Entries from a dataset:
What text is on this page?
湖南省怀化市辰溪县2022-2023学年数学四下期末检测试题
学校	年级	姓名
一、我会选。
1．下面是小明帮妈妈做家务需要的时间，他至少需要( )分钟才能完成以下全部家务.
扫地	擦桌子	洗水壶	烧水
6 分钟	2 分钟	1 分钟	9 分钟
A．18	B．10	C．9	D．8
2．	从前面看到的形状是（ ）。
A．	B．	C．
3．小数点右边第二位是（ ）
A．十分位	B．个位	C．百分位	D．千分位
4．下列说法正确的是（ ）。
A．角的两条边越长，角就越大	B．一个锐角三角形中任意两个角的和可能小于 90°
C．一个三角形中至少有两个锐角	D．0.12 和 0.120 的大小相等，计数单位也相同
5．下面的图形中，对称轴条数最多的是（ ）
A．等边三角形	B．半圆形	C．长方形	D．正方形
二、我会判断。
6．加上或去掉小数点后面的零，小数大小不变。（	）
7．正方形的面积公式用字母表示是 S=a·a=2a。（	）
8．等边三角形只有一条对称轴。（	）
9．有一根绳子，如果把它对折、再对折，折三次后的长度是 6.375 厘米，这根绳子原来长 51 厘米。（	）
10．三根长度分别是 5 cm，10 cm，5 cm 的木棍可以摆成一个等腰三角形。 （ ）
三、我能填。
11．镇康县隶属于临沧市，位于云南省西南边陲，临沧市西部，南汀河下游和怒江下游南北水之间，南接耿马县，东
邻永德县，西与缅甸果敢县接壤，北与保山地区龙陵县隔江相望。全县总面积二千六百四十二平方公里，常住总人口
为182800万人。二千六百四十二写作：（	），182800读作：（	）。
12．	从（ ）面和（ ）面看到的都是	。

** Work required **
Give back all the data exactly as written.

** Finished exercise **
What text is on this page?
湖南省怀化市辰溪县2022-2023学年数学四下期末检测试题
学校	年级	姓名
一、我会选。
1．下面是小明帮妈妈做家务需要的时间，他至少需要( )分钟才能完成以下全部家务.
扫地	擦桌子	洗水壶	烧水
6 分钟	2 分钟	1 分钟	9 分钟
A．18	B．10	C．9	D．8
2．	从前面看到的形状是（ ）。
A．	B．	C．
3．小数点右边第二位是（ ）
A．十分位	B．个位	C．百分位	D．千分位
4．下列说法正确的是（ ）。
A．角的两条边越长，角就越大	B．一个锐角三角形中任意两个角的和可能小于 90°
C．一个三角形中至少有两个锐角	D．0.12 和 0.120 的大小相等，计数单位也相同
5．下面的图形中，对称轴条数最多的是（ ）
A．等边三角形	B．半圆形	C．长方形	D．正方形
二、我会判断。
6．加上或去掉小数点后面的零，小数大小不变。（	）
7．正方形的面积公式用字母表示是 S=a·a=2a。（	）
8．等边三角形只有一条对称轴。（	）
9．有一根绳子，如果把它对折、再对折，折三次后的长度是 6.375 厘米，这根绳子原来长 51 厘米。（	）
10．三根长度分别是 5 cm，10 cm，5 cm 的木棍可以摆成一个等腰三角形。 （ ）
三、我能填。
11．镇康县隶属于临沧市，位于云南省西南边陲，临沧市西部，南汀河下游和怒江下游南北水之间，南接耿马县，东
邻永德县，西与缅甸果敢县接壤，北与保山地区龙陵县隔江相望。全县总面积二千六百四十二平方公里，常住总人口
为182800万人。二千六百四十二写作：（	），182800读作：（	）。
12．	从（ ）面和（ ）面看到的都是	。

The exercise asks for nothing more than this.